====== EXTRACT PROVIDED ======

The folder posted above costs $2,000.00 and was sold to an existing client...

I was not really suggesting he use this Folder for carving a slingshot..

You have a good eye and I agree regarding knife design and agree with your recommendations right down to the self defense applications of wharncliff blades...

Here are a few more recent knives...

Much Respect....


----------



## panch0 (Apr 9, 2010)

Dang Snody! Your knives never cease to impress.


----------



## njenkins (Feb 3, 2010)

Nice knives Snody. Quite bushy looking a few of em. Do you use a Scandi-grind on any of them? And the Damascus steel is gorgeous! I've always liked it, what's your personal opinion of it?


----------



## Chugosh (Feb 9, 2010)

I have to say, Snody, those knives are pretty. I especially like the little plastic handle ones for utility, and the one with bites out of the scales showing the skulls inside.

I believe for simple carving and wood crafting a cheap knife will do. I had a good time looking at Ragweed's site. I might have to call him in a month or two when I might have a knife budget.


----------



## SnodyKnives (Mar 15, 2010)

njenkins said:


> Nice knives Snody. Quite bushy looking a few of em. Do you use a Scandi-grind on any of them? And the Damascus steel is gorgeous! I've always liked it, what's your personal opinion of it?


Thanks Bro.

I like the scandi grind but utilize it very often, they get very sharp

I prefer hollow grinds followed by traditional flatgrinds followed by convex..

I like performance damascus for blade steel and the crazy stuff for handles and bolsters..

The damascus I use for blades has D2 or some other high performance core while the flashier damascus has nickel silver..

Thanks again for your post...

Much Respect.............

======

## TASKS TO CARRY OUT
**1.** In the knife forum thread, retype the passage from "I have to say, Snody, those" to "a knife budget.".
**2.** According to the knife forum thread, in what order does SnodyKnives rank blade grinds by preference?

====== EXTRACTED DATA ======

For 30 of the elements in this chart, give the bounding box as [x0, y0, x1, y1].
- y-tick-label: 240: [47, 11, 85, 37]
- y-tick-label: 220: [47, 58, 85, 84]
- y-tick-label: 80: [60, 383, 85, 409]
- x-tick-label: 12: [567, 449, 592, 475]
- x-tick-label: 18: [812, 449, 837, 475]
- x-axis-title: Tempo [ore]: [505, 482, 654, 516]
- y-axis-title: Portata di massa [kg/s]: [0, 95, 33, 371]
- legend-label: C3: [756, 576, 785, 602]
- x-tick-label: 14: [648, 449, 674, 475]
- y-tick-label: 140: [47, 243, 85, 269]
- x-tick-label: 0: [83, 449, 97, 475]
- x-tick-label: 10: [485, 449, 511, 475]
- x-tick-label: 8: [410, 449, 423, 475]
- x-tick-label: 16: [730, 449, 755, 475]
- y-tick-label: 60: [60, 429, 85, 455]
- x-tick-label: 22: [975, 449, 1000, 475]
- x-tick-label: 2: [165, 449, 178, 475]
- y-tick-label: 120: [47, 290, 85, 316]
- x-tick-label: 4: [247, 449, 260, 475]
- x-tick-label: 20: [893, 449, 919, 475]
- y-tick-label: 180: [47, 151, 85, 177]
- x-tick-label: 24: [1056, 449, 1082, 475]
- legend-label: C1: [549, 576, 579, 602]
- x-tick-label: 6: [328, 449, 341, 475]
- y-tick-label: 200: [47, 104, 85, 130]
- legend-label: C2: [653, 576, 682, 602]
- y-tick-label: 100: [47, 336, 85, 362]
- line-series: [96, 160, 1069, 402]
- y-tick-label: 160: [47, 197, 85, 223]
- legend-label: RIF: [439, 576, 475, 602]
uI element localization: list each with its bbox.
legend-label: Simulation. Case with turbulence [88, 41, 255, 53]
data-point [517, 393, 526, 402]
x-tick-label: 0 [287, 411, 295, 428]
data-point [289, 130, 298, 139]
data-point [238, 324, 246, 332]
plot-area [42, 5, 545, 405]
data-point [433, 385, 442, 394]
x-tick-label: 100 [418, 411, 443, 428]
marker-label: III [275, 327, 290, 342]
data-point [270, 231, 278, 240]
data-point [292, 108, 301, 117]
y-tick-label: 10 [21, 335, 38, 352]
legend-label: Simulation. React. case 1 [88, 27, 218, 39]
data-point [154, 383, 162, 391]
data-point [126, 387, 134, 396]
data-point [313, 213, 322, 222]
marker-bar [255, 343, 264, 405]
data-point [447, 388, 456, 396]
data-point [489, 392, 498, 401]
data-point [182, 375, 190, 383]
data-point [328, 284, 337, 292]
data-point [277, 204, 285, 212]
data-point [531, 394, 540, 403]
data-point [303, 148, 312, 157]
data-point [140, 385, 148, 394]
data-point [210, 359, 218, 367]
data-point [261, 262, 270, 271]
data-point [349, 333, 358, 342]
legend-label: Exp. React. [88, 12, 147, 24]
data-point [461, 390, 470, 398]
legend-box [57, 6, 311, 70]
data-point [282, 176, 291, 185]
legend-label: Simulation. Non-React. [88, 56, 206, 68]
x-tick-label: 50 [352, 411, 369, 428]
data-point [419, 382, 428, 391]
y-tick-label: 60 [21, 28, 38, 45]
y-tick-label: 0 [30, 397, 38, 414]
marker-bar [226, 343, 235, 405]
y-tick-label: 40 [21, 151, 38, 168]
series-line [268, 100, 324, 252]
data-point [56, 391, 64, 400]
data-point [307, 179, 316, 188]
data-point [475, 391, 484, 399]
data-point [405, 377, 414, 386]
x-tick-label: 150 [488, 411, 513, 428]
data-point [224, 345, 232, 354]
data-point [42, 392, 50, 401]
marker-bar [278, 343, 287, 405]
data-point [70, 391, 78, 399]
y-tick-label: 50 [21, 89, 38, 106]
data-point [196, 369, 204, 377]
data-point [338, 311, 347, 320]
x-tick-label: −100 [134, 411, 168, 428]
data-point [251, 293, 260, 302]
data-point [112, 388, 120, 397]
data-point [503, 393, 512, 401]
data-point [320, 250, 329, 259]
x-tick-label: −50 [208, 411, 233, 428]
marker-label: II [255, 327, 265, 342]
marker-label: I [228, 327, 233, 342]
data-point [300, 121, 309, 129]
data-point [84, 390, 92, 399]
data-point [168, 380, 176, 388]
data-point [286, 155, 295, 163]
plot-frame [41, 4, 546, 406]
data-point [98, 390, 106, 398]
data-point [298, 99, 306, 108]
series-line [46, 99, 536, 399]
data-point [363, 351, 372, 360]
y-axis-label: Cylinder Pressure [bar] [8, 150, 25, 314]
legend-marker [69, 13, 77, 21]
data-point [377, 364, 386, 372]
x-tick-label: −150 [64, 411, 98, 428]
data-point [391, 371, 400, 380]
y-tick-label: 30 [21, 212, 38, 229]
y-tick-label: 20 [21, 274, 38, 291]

======

## THE SOLUTIONS
**1.**
I have to say, Snody, those knives are pretty. I especially like the little plastic handle ones for utility, and the one with bites out of the scales showing the skulls inside.

I believe for simple carving and wood crafting a cheap knife will do. I had a good time looking at Ragweed's site. I might have to call him in a month or two when I might have a knife budget.

**2.** Hollow grinds first, then traditional flat grinds, then convex.